What the task asks: Pictures do not belong in the copy. Return all of the entries exactly.

Data rows:

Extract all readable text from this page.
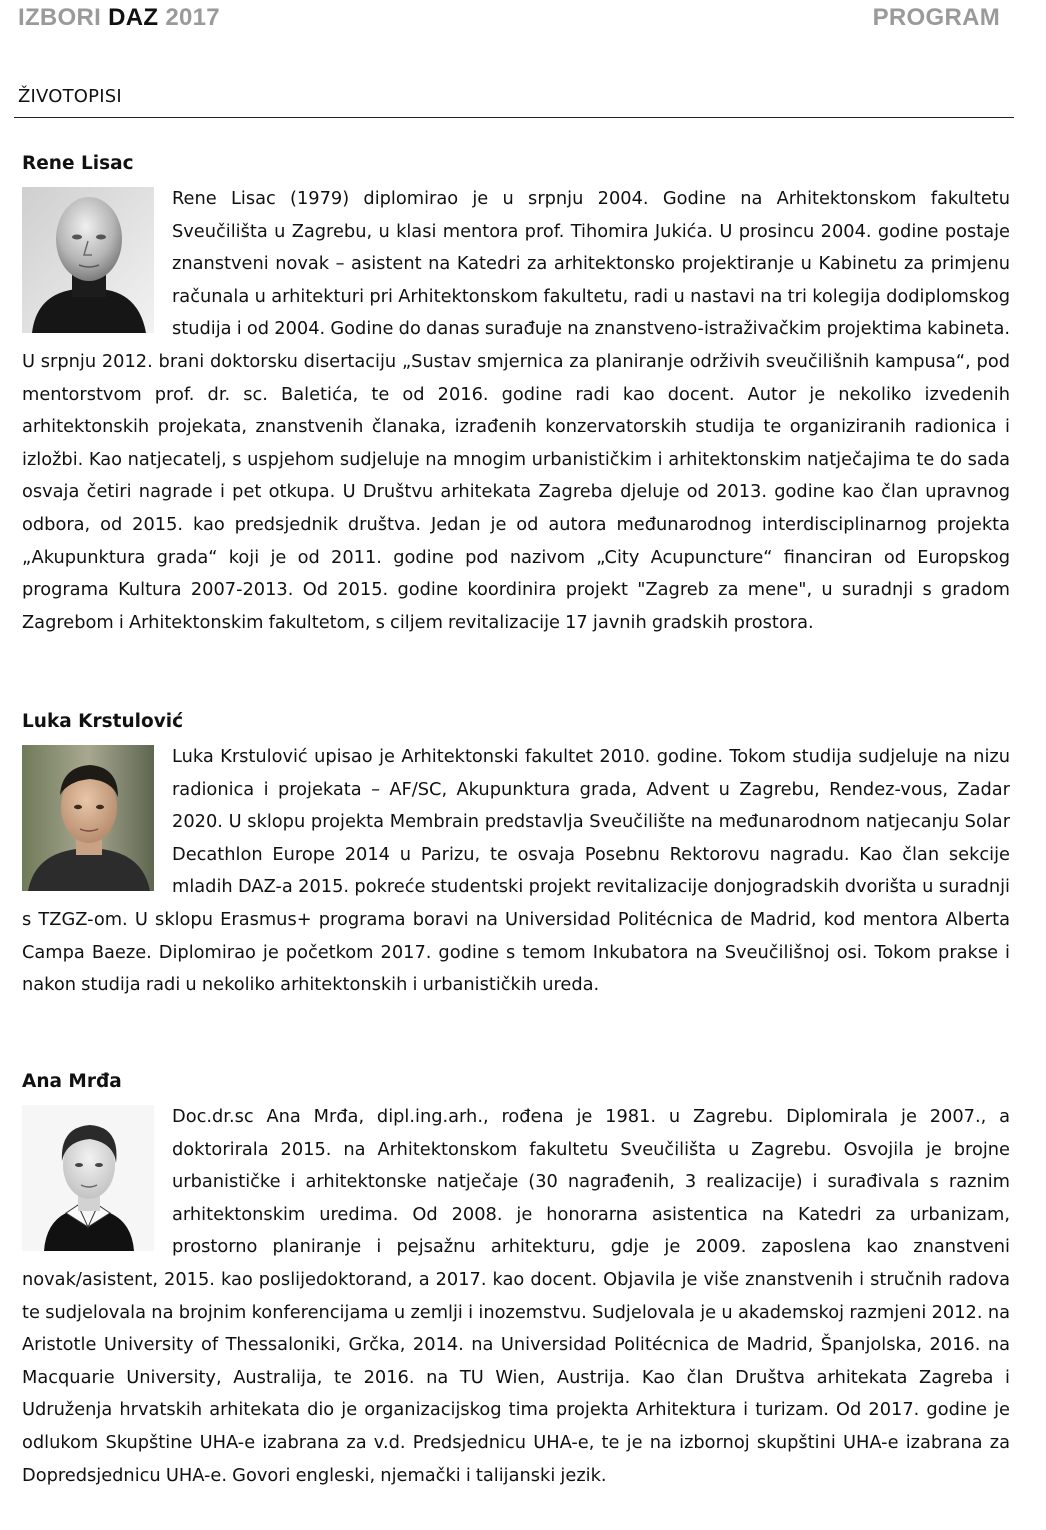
IZBORI DAZ 2017	PROGRAM
ŽIVOTOPISI
Rene Lisac

Rene Lisac (1979) diplomirao je u srpnju 2004. Godine na Arhitektonskom fakultetu Sveučilišta u Zagrebu, u klasi mentora prof. Tihomira Jukića. U prosincu 2004. godine postaje znanstveni novak – asistent na Katedri za arhitektonsko projektiranje u Kabinetu za primjenu računala u arhitekturi pri Arhitektonskom fakultetu, radi u nastavi na tri kolegija dodiplomskog studija i od 2004. Godine do danas surađuje na znanstveno-istraživačkim projektima kabineta. U srpnju 2012. brani doktorsku disertaciju „Sustav smjernica za planiranje održivih sveučilišnih kampusa“, pod mentorstvom prof. dr. sc. Baletića, te od 2016. godine radi kao docent. Autor je nekoliko izvedenih arhitektonskih projekata, znanstvenih članaka, izrađenih konzervatorskih studija te organiziranih radionica i izložbi. Kao natjecatelj, s uspjehom sudjeluje na mnogim urbanističkim i arhitektonskim natječajima te do sada osvaja četiri nagrade i pet otkupa. U Društvu arhitekata Zagreba djeluje od 2013. godine kao član upravnog odbora, od 2015. kao predsjednik društva. Jedan je od autora međunarodnog interdisciplinarnog projekta „Akupunktura grada“ koji je od 2011. godine pod nazivom „City Acupuncture“ financiran od Europskog programa Kultura 2007-2013. Od 2015. godine koordinira projekt "Zagreb za mene", u suradnji s gradom Zagrebom i Arhitektonskim fakultetom, s ciljem revitalizacije 17 javnih gradskih prostora.

Luka Krstulović

Luka Krstulović upisao je Arhitektonski fakultet 2010. godine. Tokom studija sudjeluje na nizu radionica i projekata – AF/SC, Akupunktura grada, Advent u Zagrebu, Rendez-vous, Zadar 2020. U sklopu projekta Membrain predstavlja Sveučilište na međunarodnom natjecanju Solar Decathlon Europe 2014 u Parizu, te osvaja Posebnu Rektorovu nagradu. Kao član sekcije mladih DAZ-a 2015. pokreće studentski projekt revitalizacije donjogradskih dvorišta u suradnji s TZGZ-om. U sklopu Erasmus+ programa boravi na Universidad Politécnica de Madrid, kod mentora Alberta Campa Baeze. Diplomirao je početkom 2017. godine s temom Inkubatora na Sveučilišnoj osi. Tokom prakse i nakon studija radi u nekoliko arhitektonskih i urbanističkih ureda.

Ana Mrđa

Doc.dr.sc Ana Mrđa, dipl.ing.arh., rođena je 1981. u Zagrebu. Diplomirala je 2007., a doktorirala 2015. na Arhitektonskom fakultetu Sveučilišta u Zagrebu. Osvojila je brojne urbanističke i arhitektonske natječaje (30 nagrađenih, 3 realizacije) i surađivala s raznim arhitektonskim uredima. Od 2008. je honorarna asistentica na Katedri za urbanizam, prostorno planiranje i pejsažnu arhitekturu, gdje je 2009. zaposlena kao znanstveni novak/asistent, 2015. kao poslijedoktorand, a 2017. kao docent. Objavila je više znanstvenih i stručnih radova te sudjelovala na brojnim konferencijama u zemlji i inozemstvu. Sudjelovala je u akademskoj razmjeni 2012. na Aristotle University of Thessaloniki, Grčka, 2014. na Universidad Politécnica de Madrid, Španjolska, 2016. na Macquarie University, Australija, te 2016. na TU Wien, Austrija. Kao član Društva arhitekata Zagreba i Udruženja hrvatskih arhitekata dio je organizacijskog tima projekta Arhitektura i turizam. Od 2017. godine je odlukom Skupštine UHA-e izabrana za v.d. Predsjednicu UHA-e, te je na izbornoj skupštini UHA-e izabrana za Dopredsjednicu UHA-e. Govori engleski, njemački i talijanski jezik.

Written answer:
Extract all readable text from this page.
IZBORI DAZ 2017	PROGRAM
ŽIVOTOPISI
Rene Lisac

Rene Lisac (1979) diplomirao je u srpnju 2004. Godine na Arhitektonskom fakultetu Sveučilišta u Zagrebu, u klasi mentora prof. Tihomira Jukića. U prosincu 2004. godine postaje znanstveni novak – asistent na Katedri za arhitektonsko projektiranje u Kabinetu za primjenu računala u arhitekturi pri Arhitektonskom fakultetu, radi u nastavi na tri kolegija dodiplomskog studija i od 2004. Godine do danas surađuje na znanstveno-istraživačkim projektima kabineta. U srpnju 2012. brani doktorsku disertaciju „Sustav smjernica za planiranje održivih sveučilišnih kampusa“, pod mentorstvom prof. dr. sc. Baletića, te od 2016. godine radi kao docent. Autor je nekoliko izvedenih arhitektonskih projekata, znanstvenih članaka, izrađenih konzervatorskih studija te organiziranih radionica i izložbi. Kao natjecatelj, s uspjehom sudjeluje na mnogim urbanističkim i arhitektonskim natječajima te do sada osvaja četiri nagrade i pet otkupa. U Društvu arhitekata Zagreba djeluje od 2013. godine kao član upravnog odbora, od 2015. kao predsjednik društva. Jedan je od autora međunarodnog interdisciplinarnog projekta „Akupunktura grada“ koji je od 2011. godine pod nazivom „City Acupuncture“ financiran od Europskog programa Kultura 2007-2013. Od 2015. godine koordinira projekt "Zagreb za mene", u suradnji s gradom Zagrebom i Arhitektonskim fakultetom, s ciljem revitalizacije 17 javnih gradskih prostora.

Luka Krstulović

Luka Krstulović upisao je Arhitektonski fakultet 2010. godine. Tokom studija sudjeluje na nizu radionica i projekata – AF/SC, Akupunktura grada, Advent u Zagrebu, Rendez-vous, Zadar 2020. U sklopu projekta Membrain predstavlja Sveučilište na međunarodnom natjecanju Solar Decathlon Europe 2014 u Parizu, te osvaja Posebnu Rektorovu nagradu. Kao član sekcije mladih DAZ-a 2015. pokreće studentski projekt revitalizacije donjogradskih dvorišta u suradnji s TZGZ-om. U sklopu Erasmus+ programa boravi na Universidad Politécnica de Madrid, kod mentora Alberta Campa Baeze. Diplomirao je početkom 2017. godine s temom Inkubatora na Sveučilišnoj osi. Tokom prakse i nakon studija radi u nekoliko arhitektonskih i urbanističkih ureda.

Ana Mrđa

Doc.dr.sc Ana Mrđa, dipl.ing.arh., rođena je 1981. u Zagrebu. Diplomirala je 2007., a doktorirala 2015. na Arhitektonskom fakultetu Sveučilišta u Zagrebu. Osvojila je brojne urbanističke i arhitektonske natječaje (30 nagrađenih, 3 realizacije) i surađivala s raznim arhitektonskim uredima. Od 2008. je honorarna asistentica na Katedri za urbanizam, prostorno planiranje i pejsažnu arhitekturu, gdje je 2009. zaposlena kao znanstveni novak/asistent, 2015. kao poslijedoktorand, a 2017. kao docent. Objavila je više znanstvenih i stručnih radova te sudjelovala na brojnim konferencijama u zemlji i inozemstvu. Sudjelovala je u akademskoj razmjeni 2012. na Aristotle University of Thessaloniki, Grčka, 2014. na Universidad Politécnica de Madrid, Španjolska, 2016. na Macquarie University, Australija, te 2016. na TU Wien, Austrija. Kao član Društva arhitekata Zagreba i Udruženja hrvatskih arhitekata dio je organizacijskog tima projekta Arhitektura i turizam. Od 2017. godine je odlukom Skupštine UHA-e izabrana za v.d. Predsjednicu UHA-e, te je na izbornoj skupštini UHA-e izabrana za Dopredsjednicu UHA-e. Govori engleski, njemački i talijanski jezik.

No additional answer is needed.